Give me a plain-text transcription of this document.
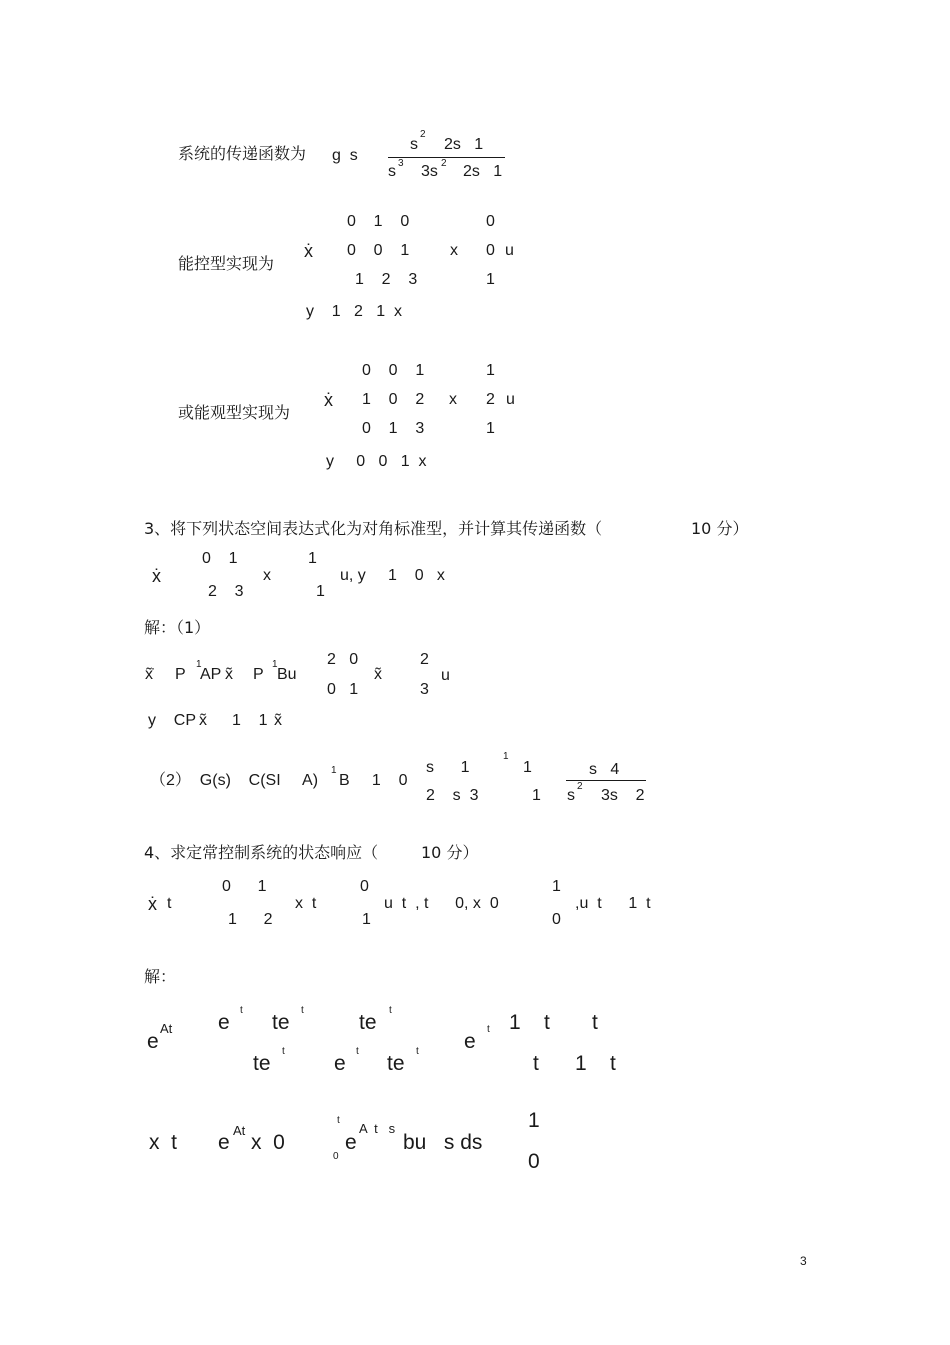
系统的传递函数为 g  s
s
2
2s   1
s 3 3s 2 2s   1
能控型实现为
ẋ
0    1    0
0    0    1
1    2    3
x
0
0
1
u
y    1   2   1  x
或能观型实现为
ẋ
0    0    1
1    0    2
0    1    3
x
1
2
1
u
y     0   0   1  x
3、将下列状态空间表达式化为对角标准型，并计算其传递函数（	10 分）
ẋ
0    1
2    3
x
1
1
u, y     1    0   x
解：（1）
x̃̇ P
1
AP x̃ P
1
Bu
2   0
0   1
x̃
2
3
u
y    CP x̃ 1    1 x̃
（2）  G(s)    C(SI     A)
1
B     1    0
s      1
2    s  3
1
1
1
s   4
s
2
3s    2
4、求定常控制系统的状态响应（	10 分）
ẋ t
0      1
1      2
x  t
0
1
u  t  , t      0, x  0
1
0
,u  t      1  t
解：
e
At e
t
te
t
te
t
te
t
e
t
te
t e
t 1    t t
t 1    t
x  t e
At
x  0
t
0
e
A  t   s
bu   s ds
1
0
3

**Directive**
Every line of the data above should be quoted exactly. Omit the pictures.

**Solution to this task**
Give me a plain-text transcription of this document.
系统的传递函数为 g  s
s
2
2s   1
s 3 3s 2 2s   1
能控型实现为
ẋ
0    1    0
0    0    1
1    2    3
x
0
0
1
u
y    1   2   1  x
或能观型实现为
ẋ
0    0    1
1    0    2
0    1    3
x
1
2
1
u
y     0   0   1  x
3、将下列状态空间表达式化为对角标准型，并计算其传递函数（	10 分）
ẋ
0    1
2    3
x
1
1
u, y     1    0   x
解：（1）
x̃̇ P
1
AP x̃ P
1
Bu
2   0
0   1
x̃
2
3
u
y    CP x̃ 1    1 x̃
（2）  G(s)    C(SI     A)
1
B     1    0
s      1
2    s  3
1
1
1
s   4
s
2
3s    2
4、求定常控制系统的状态响应（	10 分）
ẋ t
0      1
1      2
x  t
0
1
u  t  , t      0, x  0
1
0
,u  t      1  t
解：
e
At e
t
te
t
te
t
te
t
e
t
te
t e
t 1    t t
t 1    t
x  t e
At
x  0
t
0
e
A  t   s
bu   s ds
1
0
3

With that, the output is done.